═══ Material for the task

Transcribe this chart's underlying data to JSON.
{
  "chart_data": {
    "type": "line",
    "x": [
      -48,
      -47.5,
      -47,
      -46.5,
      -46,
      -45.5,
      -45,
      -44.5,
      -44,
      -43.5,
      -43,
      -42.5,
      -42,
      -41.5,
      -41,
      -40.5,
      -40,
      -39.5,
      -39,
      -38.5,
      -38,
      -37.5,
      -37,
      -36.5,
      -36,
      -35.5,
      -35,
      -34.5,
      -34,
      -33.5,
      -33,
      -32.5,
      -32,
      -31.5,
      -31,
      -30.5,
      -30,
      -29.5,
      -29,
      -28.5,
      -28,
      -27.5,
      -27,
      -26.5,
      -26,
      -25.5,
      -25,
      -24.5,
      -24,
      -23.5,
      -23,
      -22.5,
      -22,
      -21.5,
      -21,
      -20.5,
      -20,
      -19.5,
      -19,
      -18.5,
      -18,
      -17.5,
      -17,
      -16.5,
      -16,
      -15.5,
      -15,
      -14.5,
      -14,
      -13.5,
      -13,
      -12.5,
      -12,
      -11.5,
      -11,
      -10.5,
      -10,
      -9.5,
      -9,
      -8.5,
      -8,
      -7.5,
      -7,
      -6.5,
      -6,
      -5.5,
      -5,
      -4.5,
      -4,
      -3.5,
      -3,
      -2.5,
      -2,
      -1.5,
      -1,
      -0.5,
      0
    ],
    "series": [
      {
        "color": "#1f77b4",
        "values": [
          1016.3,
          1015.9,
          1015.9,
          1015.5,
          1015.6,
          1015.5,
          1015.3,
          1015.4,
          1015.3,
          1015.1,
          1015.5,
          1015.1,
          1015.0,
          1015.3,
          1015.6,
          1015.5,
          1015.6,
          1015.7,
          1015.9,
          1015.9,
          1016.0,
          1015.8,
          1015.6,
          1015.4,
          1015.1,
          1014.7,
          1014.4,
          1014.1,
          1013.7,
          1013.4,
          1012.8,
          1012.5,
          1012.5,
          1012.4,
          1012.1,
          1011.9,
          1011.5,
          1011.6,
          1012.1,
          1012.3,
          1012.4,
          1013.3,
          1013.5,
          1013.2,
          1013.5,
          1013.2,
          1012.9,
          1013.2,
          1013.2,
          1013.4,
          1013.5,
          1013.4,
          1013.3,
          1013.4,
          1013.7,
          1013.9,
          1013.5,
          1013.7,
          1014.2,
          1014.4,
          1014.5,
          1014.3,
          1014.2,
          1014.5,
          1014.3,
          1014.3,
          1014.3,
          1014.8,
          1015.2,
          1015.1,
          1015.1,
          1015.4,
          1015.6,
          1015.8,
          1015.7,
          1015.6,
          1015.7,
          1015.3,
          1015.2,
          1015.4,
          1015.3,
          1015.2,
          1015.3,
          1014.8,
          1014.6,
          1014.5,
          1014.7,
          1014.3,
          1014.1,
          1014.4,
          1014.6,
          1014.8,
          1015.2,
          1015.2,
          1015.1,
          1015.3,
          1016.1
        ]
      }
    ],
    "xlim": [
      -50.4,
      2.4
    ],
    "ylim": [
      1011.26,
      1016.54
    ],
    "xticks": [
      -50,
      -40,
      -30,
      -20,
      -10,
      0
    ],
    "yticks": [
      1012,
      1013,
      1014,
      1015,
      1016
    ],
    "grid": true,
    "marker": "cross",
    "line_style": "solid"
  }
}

══════

### Exercise objective
The records above should all be quoted exactly, please.

### Complete output
Transcribe this chart's underlying data to JSON.
{
  "chart_data": {
    "type": "line",
    "x": [
      -48,
      -47.5,
      -47,
      -46.5,
      -46,
      -45.5,
      -45,
      -44.5,
      -44,
      -43.5,
      -43,
      -42.5,
      -42,
      -41.5,
      -41,
      -40.5,
      -40,
      -39.5,
      -39,
      -38.5,
      -38,
      -37.5,
      -37,
      -36.5,
      -36,
      -35.5,
      -35,
      -34.5,
      -34,
      -33.5,
      -33,
      -32.5,
      -32,
      -31.5,
      -31,
      -30.5,
      -30,
      -29.5,
      -29,
      -28.5,
      -28,
      -27.5,
      -27,
      -26.5,
      -26,
      -25.5,
      -25,
      -24.5,
      -24,
      -23.5,
      -23,
      -22.5,
      -22,
      -21.5,
      -21,
      -20.5,
      -20,
      -19.5,
      -19,
      -18.5,
      -18,
      -17.5,
      -17,
      -16.5,
      -16,
      -15.5,
      -15,
      -14.5,
      -14,
      -13.5,
      -13,
      -12.5,
      -12,
      -11.5,
      -11,
      -10.5,
      -10,
      -9.5,
      -9,
      -8.5,
      -8,
      -7.5,
      -7,
      -6.5,
      -6,
      -5.5,
      -5,
      -4.5,
      -4,
      -3.5,
      -3,
      -2.5,
      -2,
      -1.5,
      -1,
      -0.5,
      0
    ],
    "series": [
      {
        "color": "#1f77b4",
        "values": [
          1016.3,
          1015.9,
          1015.9,
          1015.5,
          1015.6,
          1015.5,
          1015.3,
          1015.4,
          1015.3,
          1015.1,
          1015.5,
          1015.1,
          1015.0,
          1015.3,
          1015.6,
          1015.5,
          1015.6,
          1015.7,
          1015.9,
          1015.9,
          1016.0,
          1015.8,
          1015.6,
          1015.4,
          1015.1,
          1014.7,
          1014.4,
          1014.1,
          1013.7,
          1013.4,
          1012.8,
          1012.5,
          1012.5,
          1012.4,
          1012.1,
          1011.9,
          1011.5,
          1011.6,
          1012.1,
          1012.3,
          1012.4,
          1013.3,
          1013.5,
          1013.2,
          1013.5,
          1013.2,
          1012.9,
          1013.2,
          1013.2,
          1013.4,
          1013.5,
          1013.4,
          1013.3,
          1013.4,
          1013.7,
          1013.9,
          1013.5,
          1013.7,
          1014.2,
          1014.4,
          1014.5,
          1014.3,
          1014.2,
          1014.5,
          1014.3,
          1014.3,
          1014.3,
          1014.8,
          1015.2,
          1015.1,
          1015.1,
          1015.4,
          1015.6,
          1015.8,
          1015.7,
          1015.6,
          1015.7,
          1015.3,
          1015.2,
          1015.4,
          1015.3,
          1015.2,
          1015.3,
          1014.8,
          1014.6,
          1014.5,
          1014.7,
          1014.3,
          1014.1,
          1014.4,
          1014.6,
          1014.8,
          1015.2,
          1015.2,
          1015.1,
          1015.3,
          1016.1
        ]
      }
    ],
    "xlim": [
      -50.4,
      2.4
    ],
    "ylim": [
      1011.26,
      1016.54
    ],
    "xticks": [
      -50,
      -40,
      -30,
      -20,
      -10,
      0
    ],
    "yticks": [
      1012,
      1013,
      1014,
      1015,
      1016
    ],
    "grid": true,
    "marker": "cross",
    "line_style": "solid"
  }
}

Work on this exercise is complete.